* [Goal]: Work out how many lines contain "this". Reply with the count alone.
※
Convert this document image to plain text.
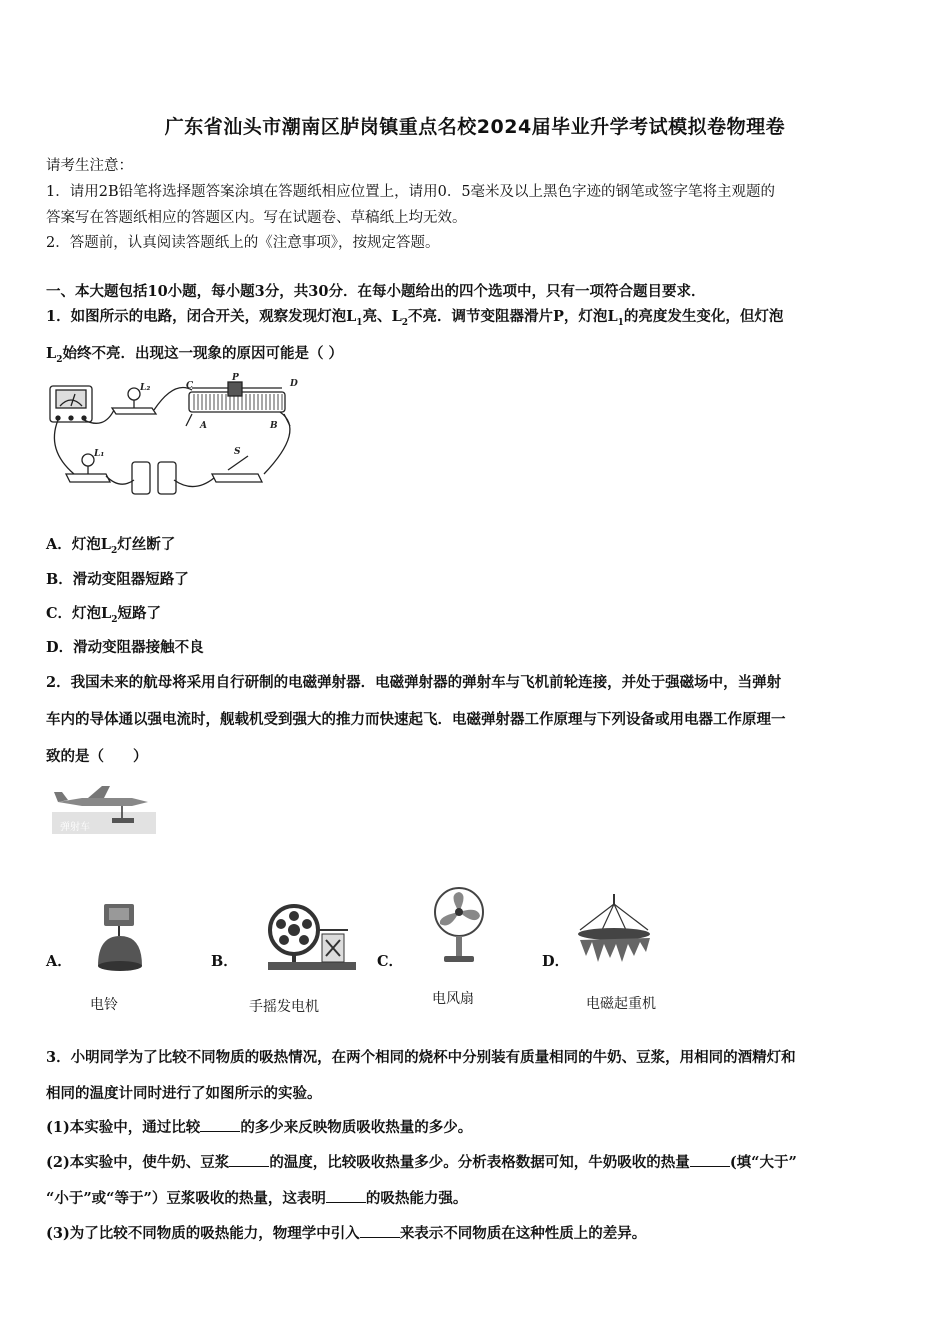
广东省汕头市潮南区胪岗镇重点名校2024届毕业升学考试模拟卷物理卷
请考生注意：
1．请用2B铅笔将选择题答案涂填在答题纸相应位置上，请用0．5毫米及以上黑色字迹的钢笔或签字笔将主观题的
答案写在答题纸相应的答题区内。写在试题卷、草稿纸上均无效。
2．答题前，认真阅读答题纸上的《注意事项》，按规定答题。
一、本大题包括10小题，每小题3分，共30分．在每小题给出的四个选项中，只有一项符合题目要求．
1．如图所示的电路，闭合开关，观察发现灯泡$L_1$亮、$L_2$不亮．调节变阻器滑片P，灯泡$L_1$的亮度发生变化，但灯泡
$L_2$始终不亮．出现这一现象的原因可能是（ ）
L₁
L₂	C
P
D
A	B
S
A．灯泡$L_2$灯丝断了
B．滑动变阻器短路了
C．灯泡$L_2$短路了
D．滑动变阻器接触不良
2．我国未来的航母将采用自行研制的电磁弹射器．电磁弹射器的弹射车与飞机前轮连接，并处于强磁场中，当弹射
车内的导体通以强电流时，舰载机受到强大的推力而快速起飞．电磁弹射器工作原理与下列设备或用电器工作原理一
致的是（　　）
弹射车
A．	B．	C．	D．
电铃	手摇发电机	电风扇	电磁起重机
3．小明同学为了比较不同物质的吸热情况，在两个相同的烧杯中分别装有质量相同的牛奶、豆浆，用相同的酒精灯和
相同的温度计同时进行了如图所示的实验。
(1)本实验中，通过比较	的多少来反映物质吸收热量的多少。
(2)本实验中，使牛奶、豆浆	的温度，比较吸收热量多少。分析表格数据可知，牛奶吸收的热量	(填“大于”
“小于”或“等于”）豆浆吸收的热量，这表明	的吸热能力强。
(3)为了比较不同物质的吸热能力，物理学中引入	来表示不同物质在这种性质上的差异。
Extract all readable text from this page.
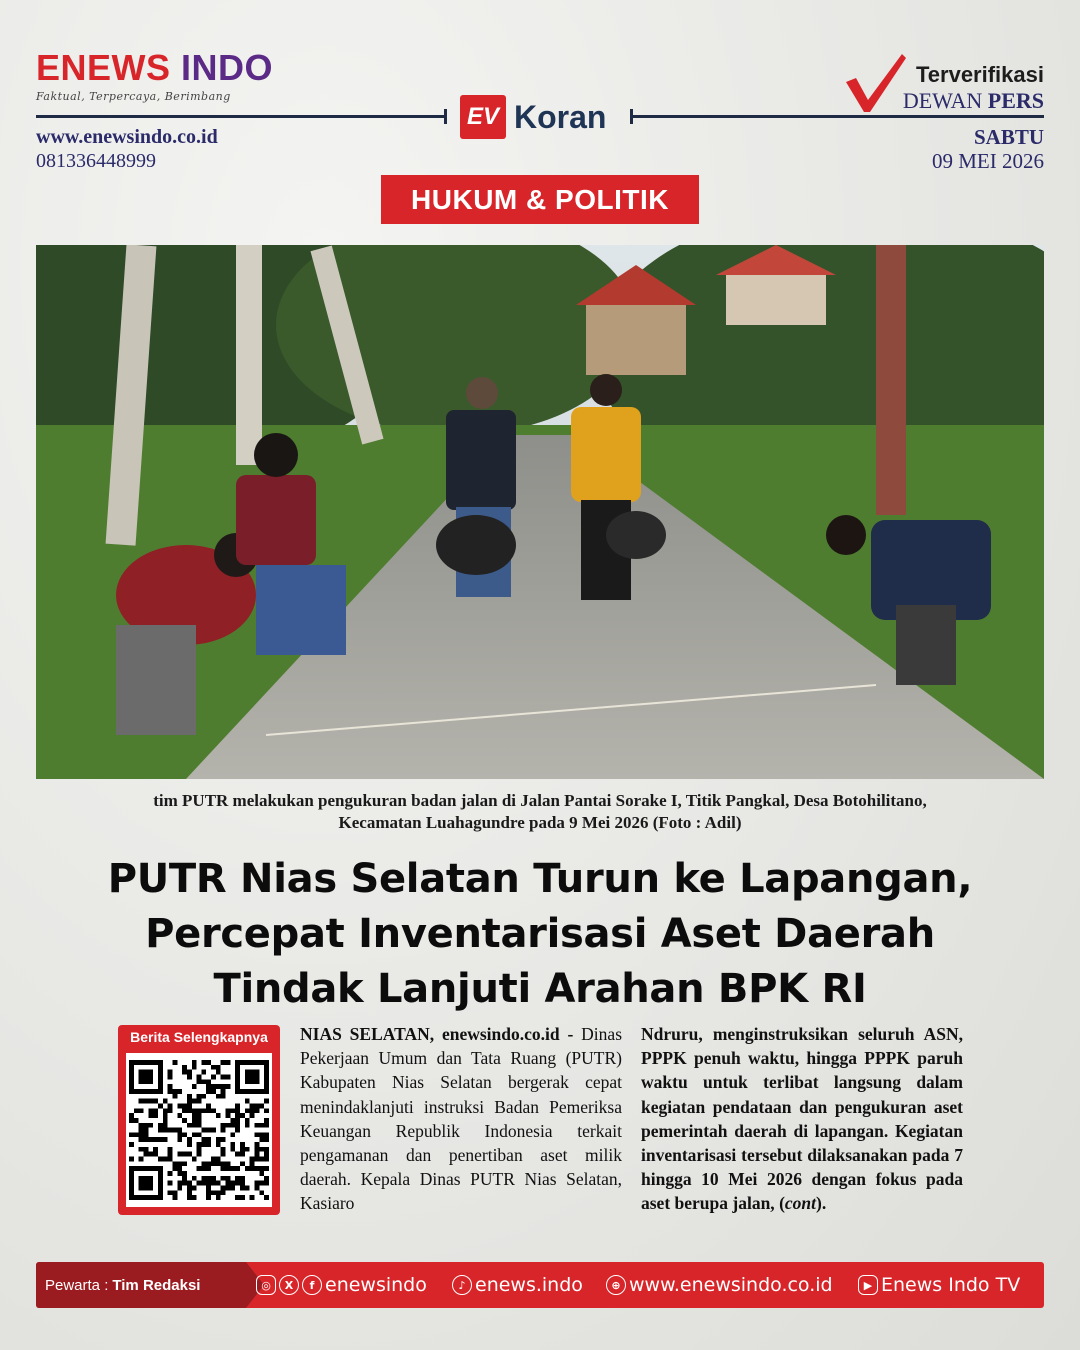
ENEWS INDO
Faktual, Terpercaya, Berimbang
www.enewsindo.co.id
081336448999
EV Koran
Terverifikasi
DEWAN PERS
SABTU
09 MEI 2026
HUKUM & POLITIK
tim PUTR melakukan pengukuran badan jalan di Jalan Pantai Sorake I, Titik Pangkal, Desa Botohilitano,
Kecamatan Luahagundre pada 9 Mei 2026 (Foto : Adil)
PUTR Nias Selatan Turun ke Lapangan,
Percepat Inventarisasi Aset Daerah
Tindak Lanjuti Arahan BPK RI
Berita Selengkapnya	NIAS SELATAN, enewsindo.co.id - Dinas Pekerjaan Umum dan Tata Ruang (PUTR) Kabupaten Nias Selatan bergerak cepat menindaklanjuti instruksi Badan Pemeriksa Keuangan Republik Indonesia terkait pengamanan dan penertiban aset milik daerah. Kepala Dinas PUTR Nias Selatan, Kasiaro
Ndruru, menginstruksikan seluruh ASN, PPPK penuh waktu, hingga PPPK paruh waktu untuk terlibat langsung dalam kegiatan pendataan dan pengukuran aset pemerintah daerah di lapangan. Kegiatan inventarisasi tersebut dilaksanakan pada 7 hingga 10 Mei 2026 dengan fokus pada aset berupa jalan, (cont).
Pewarta : Tim Redaksi	◎	X	f enewsindo	♪ enews.indo	⊕ www.enewsindo.co.id	▶ Enews Indo TV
※
* [Solution to the exercise]: 2